Kembalikan tanpa perubahan penggalan artikel tentang stabilisasi harga daging, mulai dari "Oleh karena itu, Bulog" hingga "pemotongan hewan (RPH).", termasuk kata-kata penutup itu.

Teks yang Diberikan:
+++++

Cari Blog Ini

Bidvertiser

Senin, 04 Maret 2013

Stabilisasi Harga Daging (Sapuan Gafar)

Sapuan Gafar
Akibat pelaksanaan kuota impor daging tahun 2012, terjadi lonjakan harga daging dalam 4-5 bulan terakhir. Untuk mengatasinya, akan ditempuh berbagai langkah, antara lain melalui tender impor daging (Kompas, 26/2/2013).
Tulisan ini mencoba memetakan masalah menyangkut ternak atau daging, dikaitkan dengan upaya stabilisasi harga daging, dan perlu tidaknya kebijakan kuota impor daging.
Sebenarnya setelah kewenangan Bulog diamputasi pada tahun 1998, ada salah satu tugas yang belum tertangani secara sistematis, yaitu tugas untuk menstabilkan harga daging di wilayah DKI Jakarta. Setelah mendapat mandat pada Sidang Kabinet tahun 1974, Bulog melakukan studi pemetaan masalah daging/ternak. Kesimpulannya, terdapat gangguan pasokan ternak pada bulan puasa dan Lebaran, kekurangan sarana angkutan dan tempat istirahat sapi, dan gangguan pada saat ternak diangkut.
Oleh karena itu, Bulog menjalankan sejumlah langkah. Pertama, memilih waktu kapan Bulog harus turun tangan. Melihat karakter pergerakan harga daging/ternak, maka saat itu dipilih waktu menjelang puasa dan Lebaran serta menjelang Natal dan Tahun Baru. Dengan demikian, pilihan waktunya tertentu. Kedua, Bulog membangun sarana holding ground atau semacam "hotel sapi" di Cibitung, Bekasi, untuk tempat istirahat ternak sapi sebelum dimasukkan ke rumah pemotongan hewan (RPH).
Sewaktu diangkut dari Jawa Tengah/Jawa Timur atau tempat lain, umumnya sapi-sapi menderita stres dan berkurang beratnya. Untuk itu, sapi-sapi tersebut perlu diistirahatkan dulu di Cibitung untuk dipulihkan kondisinya. Keberadaan holding ground sapi di Cibitung sangat membantu pedagang sapi dan akhirnya berkembang menjadi semacam pasar sapi.

+++++

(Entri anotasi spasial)

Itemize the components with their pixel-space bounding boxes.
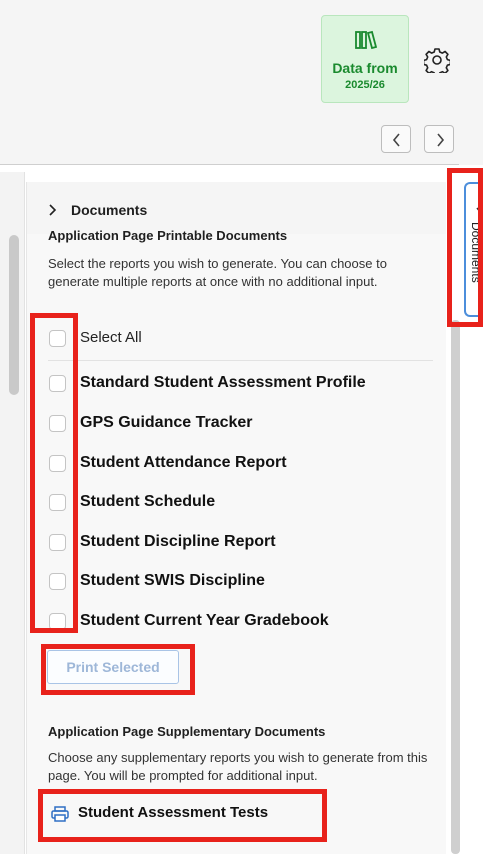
select-all-checkbox[interactable] <box>49 330 66 347</box>
report-checkbox[interactable] <box>49 613 66 630</box>
report-checkbox[interactable] <box>49 494 66 511</box>
chevron-left-icon <box>392 133 400 147</box>
panel-title: Documents <box>71 202 148 218</box>
gear-icon[interactable] <box>424 47 450 73</box>
side-tab-label: Documents <box>469 222 483 283</box>
report-label: Student Schedule <box>80 493 216 510</box>
side-tab-content: Documents <box>469 204 483 304</box>
print-selected-button[interactable]: Print Selected <box>47 650 179 684</box>
printable-section-description: Select the reports you wish to generate.… <box>48 256 387 289</box>
report-checkbox[interactable] <box>49 375 66 392</box>
books-icon <box>355 30 377 50</box>
left-scrollbar[interactable] <box>9 235 19 395</box>
supplementary-section-title: Application Page Supplementary Documents <box>48 724 326 739</box>
report-label: Student Attendance Report <box>80 454 287 471</box>
supplementary-section-description: Choose any supplementary reports you wis… <box>48 750 428 783</box>
divider <box>0 164 459 165</box>
select-all-label: Select All <box>80 329 142 346</box>
chevron-right-icon <box>476 207 483 215</box>
report-label: Student SWIS Discipline <box>80 572 265 589</box>
data-badge-label: Data from <box>332 60 398 76</box>
report-label: Student Current Year Gradebook <box>80 612 329 629</box>
printable-section-title: Application Page Printable Documents <box>48 228 288 243</box>
report-checkbox[interactable] <box>49 534 66 551</box>
chevron-right-icon <box>49 204 57 216</box>
report-checkbox[interactable] <box>49 455 66 472</box>
panel-header[interactable]: Documents <box>27 182 446 234</box>
report-checkbox[interactable] <box>49 573 66 590</box>
divider <box>48 360 433 361</box>
report-label: Standard Student Assessment Profile <box>80 374 366 391</box>
report-checkbox[interactable] <box>49 415 66 432</box>
panel-scrollbar[interactable] <box>451 320 460 854</box>
documents-side-tab[interactable]: Documents <box>464 182 483 317</box>
data-year-badge[interactable]: Data from 2025/26 <box>321 15 409 103</box>
chevron-right-icon <box>437 133 445 147</box>
prev-button[interactable] <box>381 125 411 153</box>
documents-panel: Documents Application Page Printable Doc… <box>26 182 446 854</box>
report-label: Student Discipline Report <box>80 533 276 550</box>
data-badge-year: 2025/26 <box>345 79 385 91</box>
report-label: GPS Guidance Tracker <box>80 414 253 431</box>
printer-icon <box>51 806 69 822</box>
next-button[interactable] <box>424 125 454 153</box>
student-assessment-tests-label: Student Assessment Tests <box>78 804 269 821</box>
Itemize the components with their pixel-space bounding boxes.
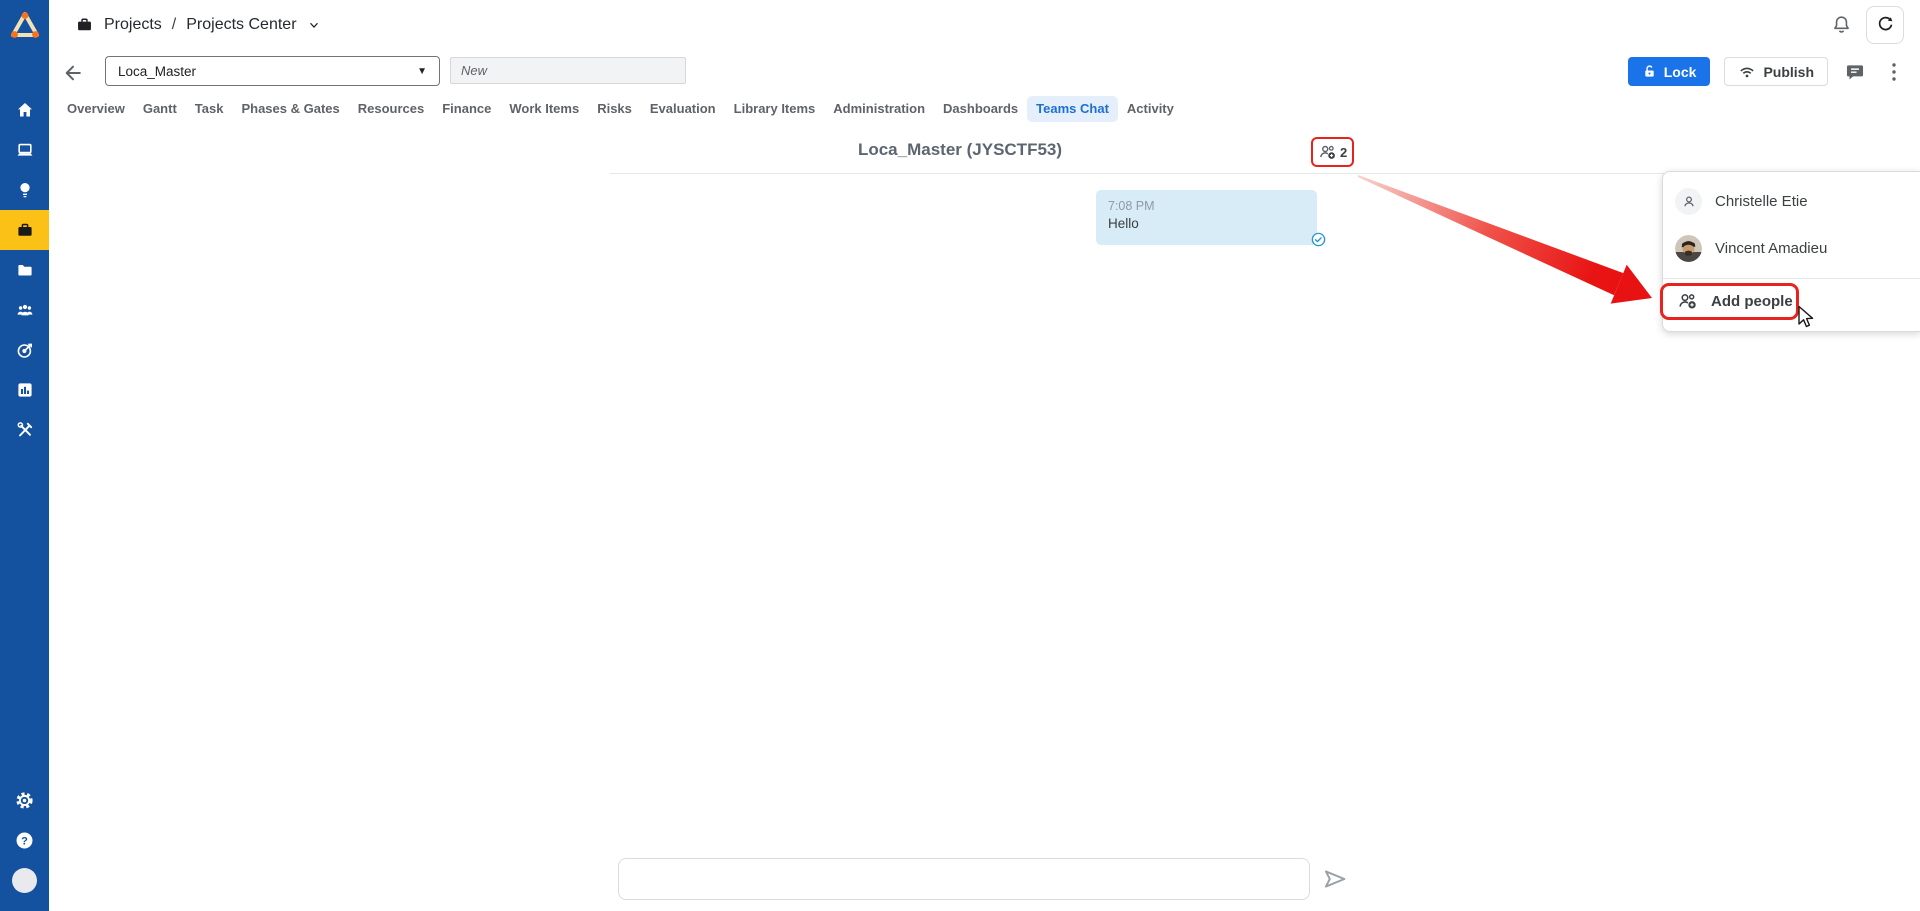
- sidebar: ?: [0, 0, 49, 911]
- member-row-vincent[interactable]: Vincent Amadieu: [1663, 225, 1920, 272]
- kebab-menu-icon: [1884, 61, 1904, 83]
- app-logo[interactable]: [0, 0, 49, 49]
- sidebar-item-goals[interactable]: [0, 330, 49, 370]
- sidebar-user-avatar[interactable]: [0, 860, 49, 900]
- tab-activity[interactable]: Activity: [1118, 96, 1183, 122]
- sidebar-item-ideas[interactable]: [0, 170, 49, 210]
- sidebar-item-projects[interactable]: [0, 210, 49, 250]
- help-icon: ?: [14, 830, 35, 851]
- caret-down-icon: ▼: [417, 66, 427, 77]
- back-button[interactable]: [60, 60, 86, 86]
- chevron-down-icon[interactable]: [307, 18, 321, 32]
- person-icon: [1680, 193, 1698, 211]
- avatar-placeholder: [1675, 188, 1702, 215]
- tab-finance[interactable]: Finance: [433, 96, 500, 122]
- sidebar-item-help[interactable]: ?: [0, 820, 49, 860]
- sidebar-item-tools[interactable]: [0, 410, 49, 450]
- breadcrumb-separator: /: [172, 16, 176, 34]
- sidebar-item-reports[interactable]: [0, 370, 49, 410]
- tab-gantt[interactable]: Gantt: [134, 96, 186, 122]
- tab-teams-chat[interactable]: Teams Chat: [1027, 96, 1118, 122]
- refresh-button[interactable]: [1866, 6, 1904, 44]
- bell-icon: [1831, 14, 1852, 35]
- comments-button[interactable]: [1842, 59, 1868, 85]
- member-name: Christelle Etie: [1715, 193, 1808, 210]
- tab-task[interactable]: Task: [186, 96, 233, 122]
- tab-risks[interactable]: Risks: [588, 96, 641, 122]
- member-row-christelle[interactable]: Christelle Etie: [1663, 178, 1920, 225]
- tab-dashboards[interactable]: Dashboards: [934, 96, 1027, 122]
- briefcase-icon: [75, 15, 94, 34]
- publish-button[interactable]: Publish: [1724, 57, 1828, 86]
- tab-resources[interactable]: Resources: [349, 96, 433, 122]
- member-name: Vincent Amadieu: [1715, 240, 1827, 257]
- add-people-button[interactable]: Add people: [1663, 279, 1920, 323]
- refresh-icon: [1876, 15, 1895, 34]
- top-bar: Projects / Projects Center: [49, 0, 1920, 49]
- folder-icon: [15, 260, 35, 280]
- send-icon: [1322, 866, 1348, 892]
- chat-title: Loca_Master (JYSCTF53): [618, 140, 1302, 160]
- tab-phases-gates[interactable]: Phases & Gates: [232, 96, 348, 122]
- lightbulb-icon: [15, 180, 35, 200]
- member-count: 2: [1340, 145, 1347, 160]
- more-menu-button[interactable]: [1882, 59, 1906, 85]
- sidebar-nav: [0, 90, 49, 450]
- delivered-check-icon: [1310, 231, 1327, 248]
- project-selector[interactable]: Loca_Master ▼: [105, 56, 440, 86]
- project-tabs: Overview Gantt Task Phases & Gates Resou…: [49, 95, 1183, 122]
- gear-icon: [14, 790, 35, 811]
- laptop-icon: [15, 140, 35, 160]
- people-group-icon: [15, 300, 35, 320]
- sidebar-item-settings[interactable]: [0, 780, 49, 820]
- bar-chart-icon: [15, 380, 35, 400]
- tab-work-items[interactable]: Work Items: [500, 96, 588, 122]
- lock-button-label: Lock: [1664, 64, 1697, 80]
- arrow-left-icon: [62, 62, 84, 84]
- portrait-photo: [1675, 235, 1702, 262]
- chat-message-bubble: 7:08 PM Hello: [1096, 190, 1317, 245]
- members-dropdown-panel: Christelle Etie Vincent Amadieu: [1662, 171, 1920, 332]
- breadcrumb-section[interactable]: Projects: [104, 16, 162, 34]
- annotation-arrow: [1340, 165, 1670, 315]
- person-add-icon: [1677, 291, 1698, 312]
- target-icon: [15, 340, 35, 360]
- tab-overview[interactable]: Overview: [58, 96, 134, 122]
- sidebar-item-documents[interactable]: [0, 250, 49, 290]
- add-people-label: Add people: [1711, 293, 1793, 310]
- sidebar-bottom-nav: ?: [0, 780, 49, 900]
- chat-square-icon: [1844, 61, 1866, 83]
- tab-evaluation[interactable]: Evaluation: [641, 96, 725, 122]
- message-text: Hello: [1108, 216, 1305, 231]
- sidebar-item-team[interactable]: [0, 290, 49, 330]
- project-selector-value: Loca_Master: [118, 64, 196, 79]
- unlock-icon: [1642, 64, 1657, 79]
- svg-text:?: ?: [21, 835, 28, 847]
- logo-triangle-icon: [10, 10, 40, 40]
- publish-button-label: Publish: [1763, 64, 1814, 80]
- tools-icon: [15, 420, 35, 440]
- project-toolbar: Loca_Master ▼ Lock Publish: [49, 49, 1920, 97]
- toolbar-actions: Lock Publish: [1628, 57, 1906, 86]
- new-item-input[interactable]: [450, 57, 686, 84]
- tab-administration[interactable]: Administration: [824, 96, 934, 122]
- topbar-actions: [1829, 0, 1904, 49]
- sidebar-item-home[interactable]: [0, 90, 49, 130]
- sidebar-item-workspace[interactable]: [0, 130, 49, 170]
- chat-message-input[interactable]: [618, 858, 1310, 900]
- home-icon: [15, 100, 35, 120]
- briefcase-icon: [15, 220, 35, 240]
- person-add-icon: [1318, 143, 1337, 162]
- notifications-button[interactable]: [1829, 12, 1854, 37]
- avatar-photo: [1675, 235, 1702, 262]
- tab-library-items[interactable]: Library Items: [725, 96, 825, 122]
- lock-button[interactable]: Lock: [1628, 57, 1711, 86]
- avatar: [12, 868, 37, 893]
- wifi-icon: [1738, 63, 1756, 81]
- breadcrumb: Projects / Projects Center: [75, 15, 321, 34]
- breadcrumb-page[interactable]: Projects Center: [186, 16, 296, 34]
- send-message-button[interactable]: [1320, 864, 1350, 894]
- chat-members-button[interactable]: 2: [1311, 137, 1354, 167]
- message-timestamp: 7:08 PM: [1108, 199, 1305, 213]
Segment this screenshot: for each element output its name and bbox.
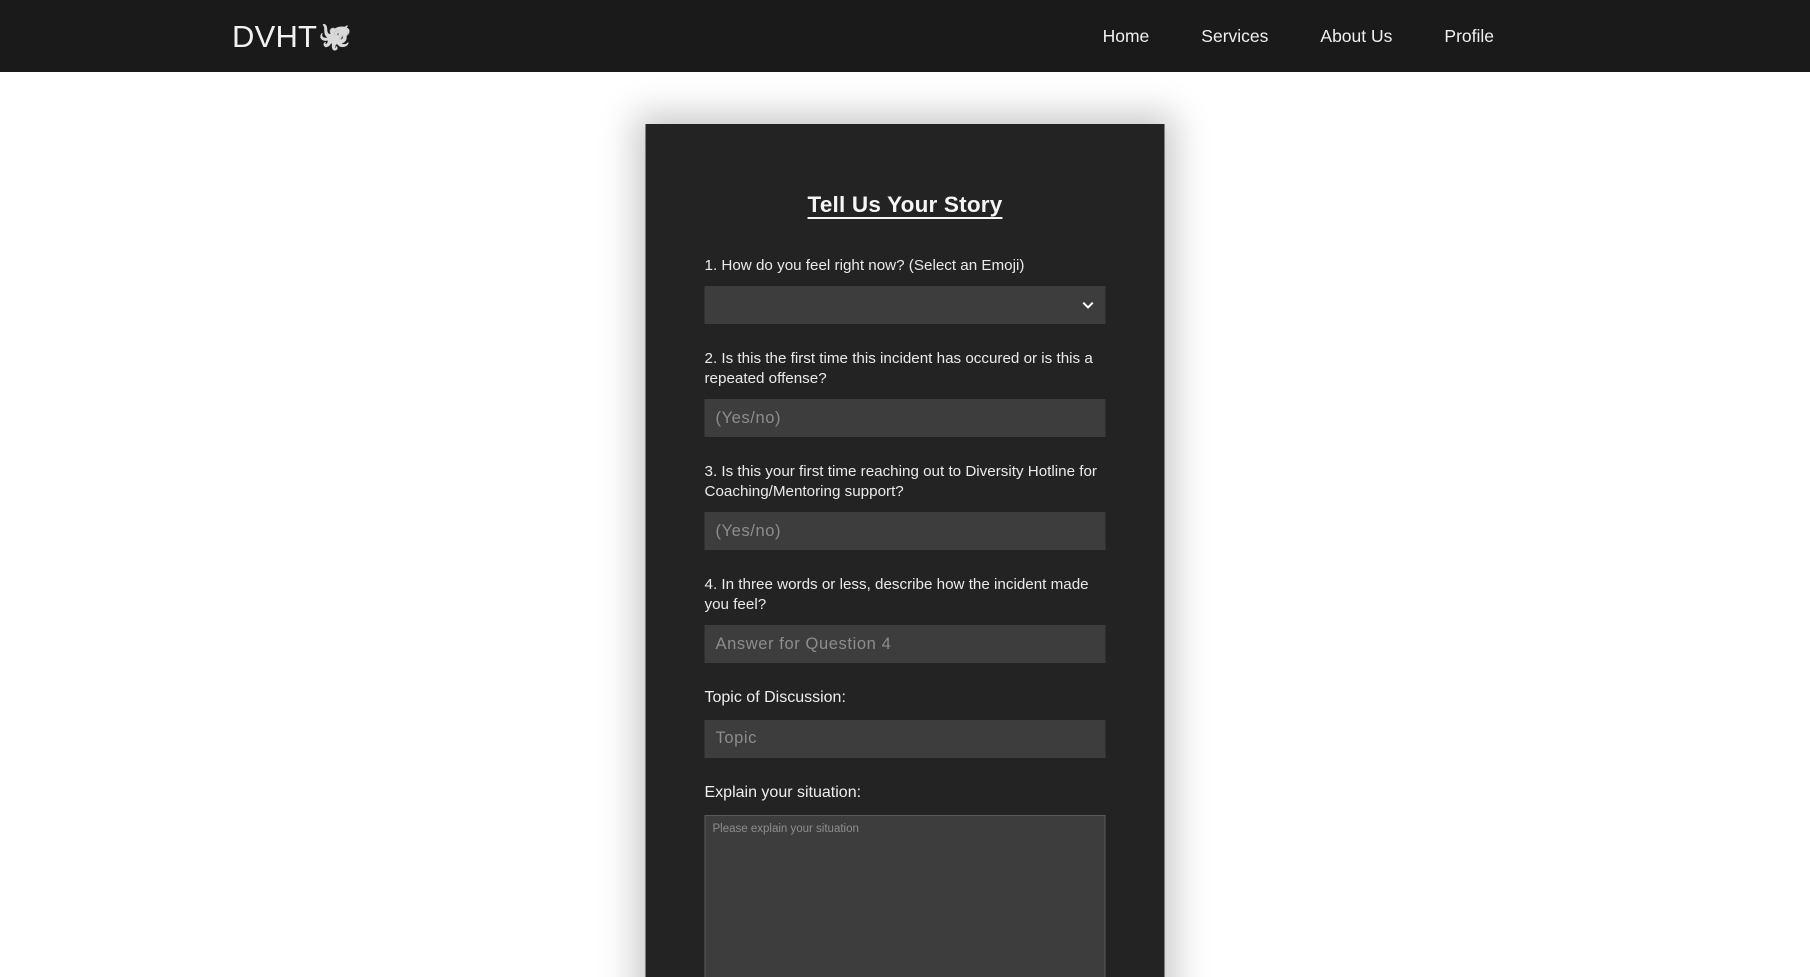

+++++

Jawaban Benar:
Oleh karena itu, Bulog menjalankan sejumlah langkah. Pertama, memilih waktu kapan Bulog harus turun tangan. Melihat karakter pergerakan harga daging/ternak, maka saat itu dipilih waktu menjelang puasa dan Lebaran serta menjelang Natal dan Tahun Baru. Dengan demikian, pilihan waktunya tertentu. Kedua, Bulog membangun sarana holding ground atau semacam "hotel sapi" di Cibitung, Bekasi, untuk tempat istirahat ternak sapi sebelum dimasukkan ke rumah pemotongan hewan (RPH).